→ Entries with figure data:
:::::

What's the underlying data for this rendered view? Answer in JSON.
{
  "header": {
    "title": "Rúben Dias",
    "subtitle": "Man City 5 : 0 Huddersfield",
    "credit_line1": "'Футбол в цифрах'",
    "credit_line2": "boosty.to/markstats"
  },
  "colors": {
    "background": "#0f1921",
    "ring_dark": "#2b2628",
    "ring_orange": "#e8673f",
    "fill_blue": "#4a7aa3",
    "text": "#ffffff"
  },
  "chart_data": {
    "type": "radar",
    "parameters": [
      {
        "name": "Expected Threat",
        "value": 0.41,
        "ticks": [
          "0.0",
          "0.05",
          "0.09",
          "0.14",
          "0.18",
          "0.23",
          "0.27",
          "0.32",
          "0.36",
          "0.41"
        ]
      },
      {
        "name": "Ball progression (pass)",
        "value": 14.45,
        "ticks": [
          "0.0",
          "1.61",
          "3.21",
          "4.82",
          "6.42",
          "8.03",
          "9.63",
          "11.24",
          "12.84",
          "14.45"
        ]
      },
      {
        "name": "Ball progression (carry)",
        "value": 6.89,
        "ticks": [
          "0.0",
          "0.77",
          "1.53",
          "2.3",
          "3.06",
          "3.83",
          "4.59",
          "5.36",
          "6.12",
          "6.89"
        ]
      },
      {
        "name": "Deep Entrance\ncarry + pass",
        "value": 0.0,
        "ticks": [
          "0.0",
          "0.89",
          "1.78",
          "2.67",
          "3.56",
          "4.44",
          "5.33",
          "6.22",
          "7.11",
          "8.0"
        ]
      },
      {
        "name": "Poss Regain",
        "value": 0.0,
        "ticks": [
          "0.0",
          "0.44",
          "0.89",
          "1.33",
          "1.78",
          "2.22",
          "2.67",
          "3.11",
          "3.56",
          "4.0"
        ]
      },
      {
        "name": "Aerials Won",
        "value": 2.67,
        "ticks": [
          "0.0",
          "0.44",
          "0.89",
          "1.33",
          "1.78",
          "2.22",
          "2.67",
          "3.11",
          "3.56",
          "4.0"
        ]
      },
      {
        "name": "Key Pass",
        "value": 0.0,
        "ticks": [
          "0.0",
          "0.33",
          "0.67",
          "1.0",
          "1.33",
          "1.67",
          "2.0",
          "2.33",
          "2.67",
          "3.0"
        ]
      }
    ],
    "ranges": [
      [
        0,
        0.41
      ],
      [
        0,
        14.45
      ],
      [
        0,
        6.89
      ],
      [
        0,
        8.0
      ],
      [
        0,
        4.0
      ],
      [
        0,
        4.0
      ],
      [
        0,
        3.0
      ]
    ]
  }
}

:::::

→ GIVEN PROBLEM: Pull out all lines in the data above that include "name".

→ RESULT BELOW:
        "name": "Expected Threat",
        "name": "Ball progression (pass)",
        "name": "Ball progression (carry)",
        "name": "Deep Entrance\ncarry + pass",
        "name": "Poss Regain",
        "name": "Aerials Won",
        "name": "Key Pass",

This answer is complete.